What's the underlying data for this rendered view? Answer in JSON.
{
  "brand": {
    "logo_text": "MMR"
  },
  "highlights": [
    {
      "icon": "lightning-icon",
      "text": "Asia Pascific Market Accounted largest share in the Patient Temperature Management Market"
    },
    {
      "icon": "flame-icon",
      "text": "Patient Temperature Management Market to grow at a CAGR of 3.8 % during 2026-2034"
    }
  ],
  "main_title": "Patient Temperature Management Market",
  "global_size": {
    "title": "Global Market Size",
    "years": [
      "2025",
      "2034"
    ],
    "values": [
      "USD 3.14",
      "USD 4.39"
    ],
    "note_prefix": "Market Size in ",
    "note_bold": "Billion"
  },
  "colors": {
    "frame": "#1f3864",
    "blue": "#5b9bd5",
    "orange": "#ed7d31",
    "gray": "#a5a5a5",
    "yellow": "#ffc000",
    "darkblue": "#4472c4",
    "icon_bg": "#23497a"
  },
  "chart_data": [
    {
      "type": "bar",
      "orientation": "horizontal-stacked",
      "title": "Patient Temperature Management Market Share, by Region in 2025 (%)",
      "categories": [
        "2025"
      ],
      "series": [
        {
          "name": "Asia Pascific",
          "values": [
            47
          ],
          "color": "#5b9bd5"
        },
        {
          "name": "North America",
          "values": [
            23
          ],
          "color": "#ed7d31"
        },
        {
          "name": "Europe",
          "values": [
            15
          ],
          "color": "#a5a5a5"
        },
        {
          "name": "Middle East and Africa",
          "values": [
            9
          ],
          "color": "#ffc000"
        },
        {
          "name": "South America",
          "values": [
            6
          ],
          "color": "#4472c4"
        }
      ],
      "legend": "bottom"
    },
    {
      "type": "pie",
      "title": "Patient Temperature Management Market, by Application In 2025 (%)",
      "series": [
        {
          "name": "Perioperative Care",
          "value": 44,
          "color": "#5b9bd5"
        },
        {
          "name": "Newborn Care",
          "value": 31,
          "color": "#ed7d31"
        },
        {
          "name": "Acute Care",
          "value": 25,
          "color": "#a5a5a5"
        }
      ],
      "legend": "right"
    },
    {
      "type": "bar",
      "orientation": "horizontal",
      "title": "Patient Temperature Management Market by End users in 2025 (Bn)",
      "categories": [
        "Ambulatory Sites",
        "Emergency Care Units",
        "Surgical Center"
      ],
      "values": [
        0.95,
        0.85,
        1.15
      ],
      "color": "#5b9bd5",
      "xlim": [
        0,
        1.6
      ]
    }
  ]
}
============================================================
REQUIRED WORK —
Reproduce each record shown above without altering a single word.

TASK RESULT —
What's the underlying data for this rendered view? Answer in JSON.
{
  "brand": {
    "logo_text": "MMR"
  },
  "highlights": [
    {
      "icon": "lightning-icon",
      "text": "Asia Pascific Market Accounted largest share in the Patient Temperature Management Market"
    },
    {
      "icon": "flame-icon",
      "text": "Patient Temperature Management Market to grow at a CAGR of 3.8 % during 2026-2034"
    }
  ],
  "main_title": "Patient Temperature Management Market",
  "global_size": {
    "title": "Global Market Size",
    "years": [
      "2025",
      "2034"
    ],
    "values": [
      "USD 3.14",
      "USD 4.39"
    ],
    "note_prefix": "Market Size in ",
    "note_bold": "Billion"
  },
  "colors": {
    "frame": "#1f3864",
    "blue": "#5b9bd5",
    "orange": "#ed7d31",
    "gray": "#a5a5a5",
    "yellow": "#ffc000",
    "darkblue": "#4472c4",
    "icon_bg": "#23497a"
  },
  "chart_data": [
    {
      "type": "bar",
      "orientation": "horizontal-stacked",
      "title": "Patient Temperature Management Market Share, by Region in 2025 (%)",
      "categories": [
        "2025"
      ],
      "series": [
        {
          "name": "Asia Pascific",
          "values": [
            47
          ],
          "color": "#5b9bd5"
        },
        {
          "name": "North America",
          "values": [
            23
          ],
          "color": "#ed7d31"
        },
        {
          "name": "Europe",
          "values": [
            15
          ],
          "color": "#a5a5a5"
        },
        {
          "name": "Middle East and Africa",
          "values": [
            9
          ],
          "color": "#ffc000"
        },
        {
          "name": "South America",
          "values": [
            6
          ],
          "color": "#4472c4"
        }
      ],
      "legend": "bottom"
    },
    {
      "type": "pie",
      "title": "Patient Temperature Management Market, by Application In 2025 (%)",
      "series": [
        {
          "name": "Perioperative Care",
          "value": 44,
          "color": "#5b9bd5"
        },
        {
          "name": "Newborn Care",
          "value": 31,
          "color": "#ed7d31"
        },
        {
          "name": "Acute Care",
          "value": 25,
          "color": "#a5a5a5"
        }
      ],
      "legend": "right"
    },
    {
      "type": "bar",
      "orientation": "horizontal",
      "title": "Patient Temperature Management Market by End users in 2025 (Bn)",
      "categories": [
        "Ambulatory Sites",
        "Emergency Care Units",
        "Surgical Center"
      ],
      "values": [
        0.95,
        0.85,
        1.15
      ],
      "color": "#5b9bd5",
      "xlim": [
        0,
        1.6
      ]
    }
  ]
}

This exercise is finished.